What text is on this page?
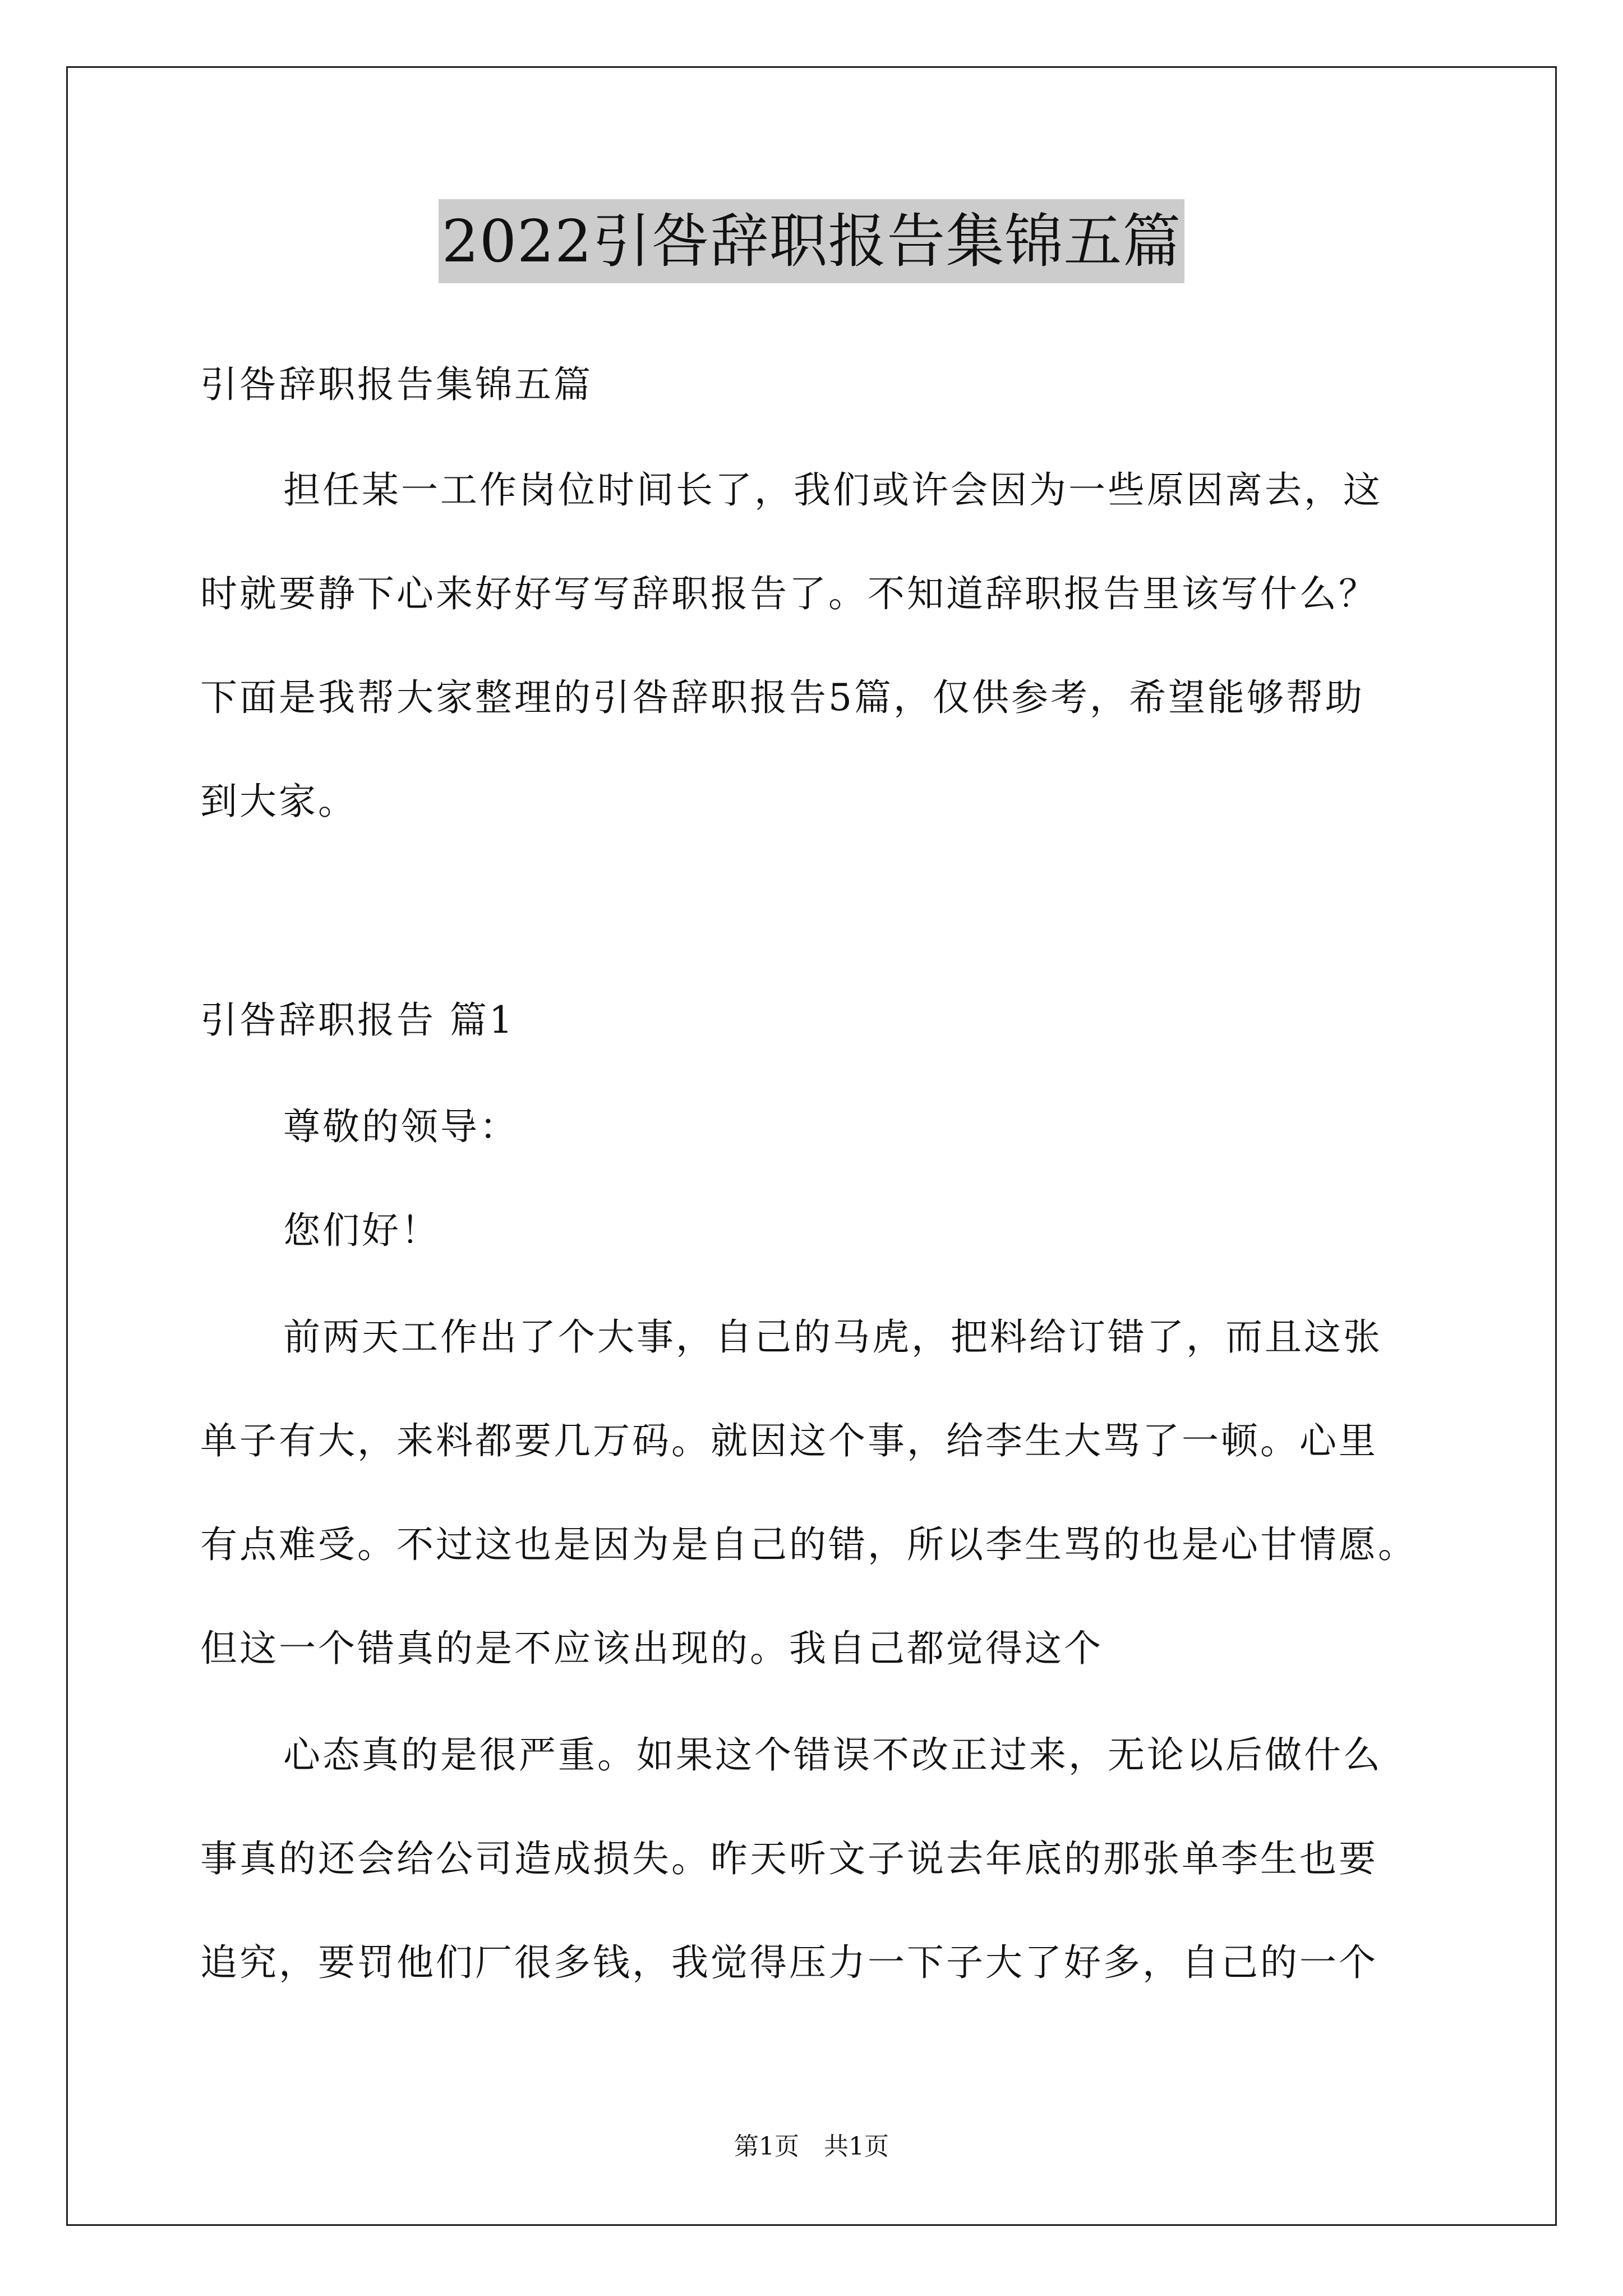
2022引咎辞职报告集锦五篇
引咎辞职报告集锦五篇
担任某一工作岗位时间长了，我们或许会因为一些原因离去，这
时就要静下心来好好写写辞职报告了。不知道辞职报告里该写什么？
下面是我帮大家整理的引咎辞职报告5篇，仅供参考，希望能够帮助
到大家。
引咎辞职报告 篇1
尊敬的领导：
您们好！
前两天工作出了个大事，自己的马虎，把料给订错了，而且这张
单子有大，来料都要几万码。就因这个事，给李生大骂了一顿。心里
有点难受。不过这也是因为是自己的错，所以李生骂的也是心甘情愿。
但这一个错真的是不应该出现的。我自己都觉得这个
心态真的是很严重。如果这个错误不改正过来，无论以后做什么
事真的还会给公司造成损失。昨天听文子说去年底的那张单李生也要
追究，要罚他们厂很多钱，我觉得压力一下子大了好多，自己的一个
第1页　共1页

# TASK REQUIREMENTS
Repeat the material verbatim. Do not carry over any picture.

# SOLUTION
What text is on this page?
2022引咎辞职报告集锦五篇
引咎辞职报告集锦五篇
担任某一工作岗位时间长了，我们或许会因为一些原因离去，这
时就要静下心来好好写写辞职报告了。不知道辞职报告里该写什么？
下面是我帮大家整理的引咎辞职报告5篇，仅供参考，希望能够帮助
到大家。
引咎辞职报告 篇1
尊敬的领导：
您们好！
前两天工作出了个大事，自己的马虎，把料给订错了，而且这张
单子有大，来料都要几万码。就因这个事，给李生大骂了一顿。心里
有点难受。不过这也是因为是自己的错，所以李生骂的也是心甘情愿。
但这一个错真的是不应该出现的。我自己都觉得这个
心态真的是很严重。如果这个错误不改正过来，无论以后做什么
事真的还会给公司造成损失。昨天听文子说去年底的那张单李生也要
追究，要罚他们厂很多钱，我觉得压力一下子大了好多，自己的一个
第1页　共1页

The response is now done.